*WRITTEN PROBLEM*: Gather the lines that hold the string "mean".

*GIVEN ENTRIES*:
========================
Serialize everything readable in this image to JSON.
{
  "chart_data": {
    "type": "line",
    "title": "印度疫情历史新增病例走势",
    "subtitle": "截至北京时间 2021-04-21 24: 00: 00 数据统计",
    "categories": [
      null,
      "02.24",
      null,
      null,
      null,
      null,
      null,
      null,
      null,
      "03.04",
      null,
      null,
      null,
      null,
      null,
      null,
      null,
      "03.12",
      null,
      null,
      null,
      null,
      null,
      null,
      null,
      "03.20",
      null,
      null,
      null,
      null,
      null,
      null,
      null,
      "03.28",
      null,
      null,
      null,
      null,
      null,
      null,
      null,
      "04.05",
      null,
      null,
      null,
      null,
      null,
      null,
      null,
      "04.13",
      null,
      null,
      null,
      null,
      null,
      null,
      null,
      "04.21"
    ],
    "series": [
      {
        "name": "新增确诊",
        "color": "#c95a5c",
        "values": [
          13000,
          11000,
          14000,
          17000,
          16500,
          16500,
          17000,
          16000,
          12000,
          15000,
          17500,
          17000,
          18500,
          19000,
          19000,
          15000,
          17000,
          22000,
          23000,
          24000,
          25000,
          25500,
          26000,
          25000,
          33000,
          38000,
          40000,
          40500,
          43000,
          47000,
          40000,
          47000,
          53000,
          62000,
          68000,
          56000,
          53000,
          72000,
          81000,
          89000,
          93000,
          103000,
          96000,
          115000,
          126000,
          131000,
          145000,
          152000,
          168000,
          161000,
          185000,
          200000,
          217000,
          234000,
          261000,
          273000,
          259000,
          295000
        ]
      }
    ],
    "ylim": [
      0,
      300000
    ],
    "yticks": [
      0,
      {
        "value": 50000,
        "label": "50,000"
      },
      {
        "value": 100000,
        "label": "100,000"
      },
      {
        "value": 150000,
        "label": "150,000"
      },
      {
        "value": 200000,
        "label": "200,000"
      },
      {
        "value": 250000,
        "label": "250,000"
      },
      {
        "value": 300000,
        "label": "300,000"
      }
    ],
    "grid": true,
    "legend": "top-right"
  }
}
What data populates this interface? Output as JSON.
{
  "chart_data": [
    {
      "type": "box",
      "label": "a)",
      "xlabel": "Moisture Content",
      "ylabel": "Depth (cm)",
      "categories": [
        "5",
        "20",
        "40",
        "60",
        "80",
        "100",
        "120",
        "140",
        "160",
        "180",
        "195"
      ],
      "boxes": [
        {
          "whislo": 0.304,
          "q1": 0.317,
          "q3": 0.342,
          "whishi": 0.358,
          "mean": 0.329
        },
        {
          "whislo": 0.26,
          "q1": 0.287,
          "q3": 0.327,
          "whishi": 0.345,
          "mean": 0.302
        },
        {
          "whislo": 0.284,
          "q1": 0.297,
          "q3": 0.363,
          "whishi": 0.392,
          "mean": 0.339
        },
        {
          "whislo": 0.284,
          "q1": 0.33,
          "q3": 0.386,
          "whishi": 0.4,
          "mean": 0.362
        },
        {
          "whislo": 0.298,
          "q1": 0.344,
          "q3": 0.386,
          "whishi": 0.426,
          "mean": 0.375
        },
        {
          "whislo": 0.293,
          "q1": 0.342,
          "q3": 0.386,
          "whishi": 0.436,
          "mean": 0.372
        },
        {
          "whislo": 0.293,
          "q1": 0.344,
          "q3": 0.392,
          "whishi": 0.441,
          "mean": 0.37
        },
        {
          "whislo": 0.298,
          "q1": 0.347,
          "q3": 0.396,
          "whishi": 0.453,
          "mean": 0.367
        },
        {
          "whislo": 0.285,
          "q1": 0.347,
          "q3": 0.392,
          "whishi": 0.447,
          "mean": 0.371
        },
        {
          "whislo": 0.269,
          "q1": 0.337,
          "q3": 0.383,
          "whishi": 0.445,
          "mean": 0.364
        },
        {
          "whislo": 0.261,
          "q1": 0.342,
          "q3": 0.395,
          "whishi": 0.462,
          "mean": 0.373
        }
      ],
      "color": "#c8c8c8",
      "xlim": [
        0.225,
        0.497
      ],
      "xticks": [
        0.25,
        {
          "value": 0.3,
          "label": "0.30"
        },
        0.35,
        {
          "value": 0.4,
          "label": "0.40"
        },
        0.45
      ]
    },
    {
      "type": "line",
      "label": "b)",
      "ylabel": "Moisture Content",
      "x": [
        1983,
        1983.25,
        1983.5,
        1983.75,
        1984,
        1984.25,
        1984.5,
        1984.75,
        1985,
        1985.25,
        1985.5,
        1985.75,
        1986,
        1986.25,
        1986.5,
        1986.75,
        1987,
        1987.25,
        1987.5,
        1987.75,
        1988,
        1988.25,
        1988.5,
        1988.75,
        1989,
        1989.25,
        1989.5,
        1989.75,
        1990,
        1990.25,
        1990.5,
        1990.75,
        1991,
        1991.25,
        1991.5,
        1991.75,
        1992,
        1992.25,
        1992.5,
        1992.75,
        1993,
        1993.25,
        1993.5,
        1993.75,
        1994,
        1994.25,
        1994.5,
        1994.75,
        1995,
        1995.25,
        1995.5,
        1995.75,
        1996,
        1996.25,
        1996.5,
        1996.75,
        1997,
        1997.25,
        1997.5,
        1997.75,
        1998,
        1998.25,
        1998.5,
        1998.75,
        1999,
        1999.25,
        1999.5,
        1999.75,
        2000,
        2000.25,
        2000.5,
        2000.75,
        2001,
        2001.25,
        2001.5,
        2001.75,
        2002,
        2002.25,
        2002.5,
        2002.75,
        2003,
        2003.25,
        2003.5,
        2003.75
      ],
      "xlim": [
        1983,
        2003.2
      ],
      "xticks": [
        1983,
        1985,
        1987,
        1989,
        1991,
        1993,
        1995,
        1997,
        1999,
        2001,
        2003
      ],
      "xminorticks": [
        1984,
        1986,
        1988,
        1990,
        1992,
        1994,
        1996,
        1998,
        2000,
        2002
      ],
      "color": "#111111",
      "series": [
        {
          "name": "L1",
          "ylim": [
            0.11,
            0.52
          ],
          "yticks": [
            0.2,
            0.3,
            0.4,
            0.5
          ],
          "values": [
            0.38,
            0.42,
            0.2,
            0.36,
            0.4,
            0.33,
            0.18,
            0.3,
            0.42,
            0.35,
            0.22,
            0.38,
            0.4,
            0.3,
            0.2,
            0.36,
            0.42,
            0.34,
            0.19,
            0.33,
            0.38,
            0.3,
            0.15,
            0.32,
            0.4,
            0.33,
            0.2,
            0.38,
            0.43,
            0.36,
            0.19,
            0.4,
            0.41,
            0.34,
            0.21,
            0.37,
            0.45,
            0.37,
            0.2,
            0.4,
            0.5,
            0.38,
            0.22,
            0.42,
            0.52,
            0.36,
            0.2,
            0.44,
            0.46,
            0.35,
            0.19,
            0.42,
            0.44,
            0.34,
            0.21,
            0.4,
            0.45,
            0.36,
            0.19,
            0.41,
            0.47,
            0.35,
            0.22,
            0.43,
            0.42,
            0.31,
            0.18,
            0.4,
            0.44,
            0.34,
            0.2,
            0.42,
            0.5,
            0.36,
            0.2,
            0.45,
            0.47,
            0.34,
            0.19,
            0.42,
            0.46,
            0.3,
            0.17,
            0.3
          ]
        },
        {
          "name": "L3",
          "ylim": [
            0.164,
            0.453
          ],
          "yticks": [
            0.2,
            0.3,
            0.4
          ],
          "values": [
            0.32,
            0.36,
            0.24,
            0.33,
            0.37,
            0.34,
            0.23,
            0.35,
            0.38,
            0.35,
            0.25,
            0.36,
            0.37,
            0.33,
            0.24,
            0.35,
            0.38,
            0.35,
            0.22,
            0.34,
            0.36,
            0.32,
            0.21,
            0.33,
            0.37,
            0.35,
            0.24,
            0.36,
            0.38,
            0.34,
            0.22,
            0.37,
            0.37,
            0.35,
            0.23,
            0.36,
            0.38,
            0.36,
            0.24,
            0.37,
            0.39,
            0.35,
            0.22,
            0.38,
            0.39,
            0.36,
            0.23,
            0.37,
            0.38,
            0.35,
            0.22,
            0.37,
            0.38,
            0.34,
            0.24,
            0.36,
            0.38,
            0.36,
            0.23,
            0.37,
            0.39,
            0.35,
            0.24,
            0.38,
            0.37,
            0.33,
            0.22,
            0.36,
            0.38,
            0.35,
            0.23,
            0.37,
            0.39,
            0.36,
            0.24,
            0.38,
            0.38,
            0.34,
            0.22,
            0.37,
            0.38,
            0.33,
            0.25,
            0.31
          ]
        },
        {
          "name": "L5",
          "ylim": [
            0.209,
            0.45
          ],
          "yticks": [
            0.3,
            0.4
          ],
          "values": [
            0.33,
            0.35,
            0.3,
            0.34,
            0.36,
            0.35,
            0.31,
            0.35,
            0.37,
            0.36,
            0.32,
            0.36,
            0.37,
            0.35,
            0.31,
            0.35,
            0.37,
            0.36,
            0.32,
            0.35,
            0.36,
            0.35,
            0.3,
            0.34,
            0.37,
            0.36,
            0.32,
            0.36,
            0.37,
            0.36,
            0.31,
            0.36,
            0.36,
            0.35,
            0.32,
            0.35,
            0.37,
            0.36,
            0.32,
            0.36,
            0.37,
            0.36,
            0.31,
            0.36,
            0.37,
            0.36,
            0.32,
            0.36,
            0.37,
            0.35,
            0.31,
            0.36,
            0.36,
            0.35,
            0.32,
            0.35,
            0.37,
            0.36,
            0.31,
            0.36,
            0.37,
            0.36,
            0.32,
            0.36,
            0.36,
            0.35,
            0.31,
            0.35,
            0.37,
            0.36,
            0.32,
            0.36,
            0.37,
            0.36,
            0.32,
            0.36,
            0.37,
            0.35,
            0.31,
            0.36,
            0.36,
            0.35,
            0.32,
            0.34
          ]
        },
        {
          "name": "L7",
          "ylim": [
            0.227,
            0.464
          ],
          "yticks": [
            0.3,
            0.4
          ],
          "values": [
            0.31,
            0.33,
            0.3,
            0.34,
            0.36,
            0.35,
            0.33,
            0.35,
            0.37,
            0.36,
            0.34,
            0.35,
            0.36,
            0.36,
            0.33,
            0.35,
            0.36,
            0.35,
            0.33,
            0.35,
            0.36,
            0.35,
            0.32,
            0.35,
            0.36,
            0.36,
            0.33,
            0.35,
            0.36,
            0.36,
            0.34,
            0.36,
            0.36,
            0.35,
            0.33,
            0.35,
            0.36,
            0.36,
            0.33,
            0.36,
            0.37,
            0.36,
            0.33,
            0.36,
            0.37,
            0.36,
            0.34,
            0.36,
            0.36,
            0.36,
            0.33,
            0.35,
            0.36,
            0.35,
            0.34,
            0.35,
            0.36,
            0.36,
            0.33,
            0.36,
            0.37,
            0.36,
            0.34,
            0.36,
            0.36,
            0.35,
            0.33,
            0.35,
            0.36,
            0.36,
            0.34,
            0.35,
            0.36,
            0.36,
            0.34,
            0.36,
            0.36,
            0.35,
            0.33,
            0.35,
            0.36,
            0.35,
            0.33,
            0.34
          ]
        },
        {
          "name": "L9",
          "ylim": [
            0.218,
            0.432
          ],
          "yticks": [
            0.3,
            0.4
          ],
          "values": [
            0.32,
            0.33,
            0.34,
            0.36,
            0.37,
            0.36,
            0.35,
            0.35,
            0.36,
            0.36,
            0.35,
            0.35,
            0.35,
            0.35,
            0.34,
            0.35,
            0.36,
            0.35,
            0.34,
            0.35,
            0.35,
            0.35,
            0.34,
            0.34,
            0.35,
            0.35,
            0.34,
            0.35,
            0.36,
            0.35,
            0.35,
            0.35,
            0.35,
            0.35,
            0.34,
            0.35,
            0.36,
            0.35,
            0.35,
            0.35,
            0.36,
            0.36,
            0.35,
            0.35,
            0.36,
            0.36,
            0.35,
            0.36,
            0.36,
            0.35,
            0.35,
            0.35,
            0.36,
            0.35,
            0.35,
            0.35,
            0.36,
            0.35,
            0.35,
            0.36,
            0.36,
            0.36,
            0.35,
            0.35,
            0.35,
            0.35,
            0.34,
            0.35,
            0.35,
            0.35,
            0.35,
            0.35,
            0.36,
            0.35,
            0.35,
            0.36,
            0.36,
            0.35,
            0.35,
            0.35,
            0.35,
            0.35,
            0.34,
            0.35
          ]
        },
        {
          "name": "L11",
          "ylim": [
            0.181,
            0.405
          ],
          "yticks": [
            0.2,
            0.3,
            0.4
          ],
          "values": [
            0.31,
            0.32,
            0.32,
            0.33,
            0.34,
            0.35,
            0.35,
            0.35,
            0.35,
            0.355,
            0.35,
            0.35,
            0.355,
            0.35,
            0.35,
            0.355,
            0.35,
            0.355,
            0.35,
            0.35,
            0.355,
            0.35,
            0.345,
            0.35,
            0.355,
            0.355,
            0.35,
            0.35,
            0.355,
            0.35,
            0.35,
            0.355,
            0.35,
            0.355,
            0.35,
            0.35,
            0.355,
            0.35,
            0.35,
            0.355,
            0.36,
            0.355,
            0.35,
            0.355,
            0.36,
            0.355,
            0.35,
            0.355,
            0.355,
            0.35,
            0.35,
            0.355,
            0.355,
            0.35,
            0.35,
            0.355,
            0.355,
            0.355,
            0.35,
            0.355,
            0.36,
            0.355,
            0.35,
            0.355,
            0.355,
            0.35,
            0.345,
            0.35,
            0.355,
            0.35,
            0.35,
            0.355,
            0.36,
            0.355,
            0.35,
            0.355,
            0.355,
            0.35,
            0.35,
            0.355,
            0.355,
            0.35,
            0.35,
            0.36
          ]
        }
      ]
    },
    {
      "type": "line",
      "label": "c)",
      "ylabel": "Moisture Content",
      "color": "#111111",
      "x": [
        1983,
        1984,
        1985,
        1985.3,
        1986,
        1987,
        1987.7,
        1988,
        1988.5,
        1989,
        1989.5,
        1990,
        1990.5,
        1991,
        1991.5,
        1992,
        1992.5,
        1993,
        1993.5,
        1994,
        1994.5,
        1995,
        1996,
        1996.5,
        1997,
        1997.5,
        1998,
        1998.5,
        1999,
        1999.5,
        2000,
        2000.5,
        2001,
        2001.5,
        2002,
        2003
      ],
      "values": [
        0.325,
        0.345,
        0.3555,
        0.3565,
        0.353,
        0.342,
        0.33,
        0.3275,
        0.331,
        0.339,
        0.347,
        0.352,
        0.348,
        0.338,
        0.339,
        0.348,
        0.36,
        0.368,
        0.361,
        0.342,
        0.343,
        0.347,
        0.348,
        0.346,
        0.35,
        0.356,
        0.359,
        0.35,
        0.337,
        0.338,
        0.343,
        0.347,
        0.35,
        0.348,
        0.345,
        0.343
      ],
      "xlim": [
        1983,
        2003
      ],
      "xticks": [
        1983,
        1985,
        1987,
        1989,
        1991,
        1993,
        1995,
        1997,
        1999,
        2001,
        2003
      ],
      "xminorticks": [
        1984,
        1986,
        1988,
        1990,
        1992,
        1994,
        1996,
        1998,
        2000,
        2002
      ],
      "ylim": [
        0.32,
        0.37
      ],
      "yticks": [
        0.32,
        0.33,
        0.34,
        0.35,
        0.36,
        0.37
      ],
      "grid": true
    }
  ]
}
========================
*COMPLETE RESPONSE*:
          "mean": 0.329
          "mean": 0.302
          "mean": 0.339
          "mean": 0.362
          "mean": 0.375
          "mean": 0.372
          "mean": 0.37
          "mean": 0.367
          "mean": 0.371
          "mean": 0.364
          "mean": 0.373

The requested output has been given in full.